Restate the whole listing exactly.

-- Start of Raw records --

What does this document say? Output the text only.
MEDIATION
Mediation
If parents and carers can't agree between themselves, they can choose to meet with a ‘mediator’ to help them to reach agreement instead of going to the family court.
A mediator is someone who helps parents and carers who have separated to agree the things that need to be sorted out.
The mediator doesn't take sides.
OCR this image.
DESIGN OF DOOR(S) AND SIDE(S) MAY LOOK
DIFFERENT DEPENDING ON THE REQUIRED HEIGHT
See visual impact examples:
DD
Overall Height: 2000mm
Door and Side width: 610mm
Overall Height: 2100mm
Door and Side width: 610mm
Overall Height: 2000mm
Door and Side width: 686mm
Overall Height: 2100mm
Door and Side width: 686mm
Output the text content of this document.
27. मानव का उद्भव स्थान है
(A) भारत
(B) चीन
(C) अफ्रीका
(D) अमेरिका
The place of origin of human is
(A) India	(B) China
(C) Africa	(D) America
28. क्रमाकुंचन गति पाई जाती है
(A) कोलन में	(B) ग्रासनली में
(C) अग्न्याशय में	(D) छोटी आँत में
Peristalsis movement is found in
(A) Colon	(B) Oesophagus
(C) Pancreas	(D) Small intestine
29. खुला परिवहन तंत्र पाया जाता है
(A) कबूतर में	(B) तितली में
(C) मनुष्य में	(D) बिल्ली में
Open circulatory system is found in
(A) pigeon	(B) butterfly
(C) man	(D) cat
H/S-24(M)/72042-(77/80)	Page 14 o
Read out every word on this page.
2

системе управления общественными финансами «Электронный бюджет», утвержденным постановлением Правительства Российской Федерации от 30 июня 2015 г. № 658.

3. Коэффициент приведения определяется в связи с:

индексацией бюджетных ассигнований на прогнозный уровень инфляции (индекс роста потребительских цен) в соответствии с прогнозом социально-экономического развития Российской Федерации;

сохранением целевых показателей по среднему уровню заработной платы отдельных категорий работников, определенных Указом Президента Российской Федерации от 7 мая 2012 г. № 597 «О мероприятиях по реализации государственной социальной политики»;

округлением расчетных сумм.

-- End of Raw records --

• [Exercise response]
What does this document say? Output the text only.
MEDIATION
Mediation
If parents and carers can't agree between themselves, they can choose to meet with a ‘mediator’ to help them to reach agreement instead of going to the family court.
A mediator is someone who helps parents and carers who have separated to agree the things that need to be sorted out.
The mediator doesn't take sides.
OCR this image.
DESIGN OF DOOR(S) AND SIDE(S) MAY LOOK
DIFFERENT DEPENDING ON THE REQUIRED HEIGHT
See visual impact examples:
DD
Overall Height: 2000mm
Door and Side width: 610mm
Overall Height: 2100mm
Door and Side width: 610mm
Overall Height: 2000mm
Door and Side width: 686mm
Overall Height: 2100mm
Door and Side width: 686mm
Output the text content of this document.
27. मानव का उद्भव स्थान है
(A) भारत
(B) चीन
(C) अफ्रीका
(D) अमेरिका
The place of origin of human is
(A) India	(B) China
(C) Africa	(D) America
28. क्रमाकुंचन गति पाई जाती है
(A) कोलन में	(B) ग्रासनली में
(C) अग्न्याशय में	(D) छोटी आँत में
Peristalsis movement is found in
(A) Colon	(B) Oesophagus
(C) Pancreas	(D) Small intestine
29. खुला परिवहन तंत्र पाया जाता है
(A) कबूतर में	(B) तितली में
(C) मनुष्य में	(D) बिल्ली में
Open circulatory system is found in
(A) pigeon	(B) butterfly
(C) man	(D) cat
H/S-24(M)/72042-(77/80)	Page 14 o
Read out every word on this page.
2

системе управления общественными финансами «Электронный бюджет», утвержденным постановлением Правительства Российской Федерации от 30 июня 2015 г. № 658.

3. Коэффициент приведения определяется в связи с:

индексацией бюджетных ассигнований на прогнозный уровень инфляции (индекс роста потребительских цен) в соответствии с прогнозом социально-экономического развития Российской Федерации;

сохранением целевых показателей по среднему уровню заработной платы отдельных категорий работников, определенных Указом Президента Российской Федерации от 7 мая 2012 г. № 597 «О мероприятиях по реализации государственной социальной политики»;

округлением расчетных сумм.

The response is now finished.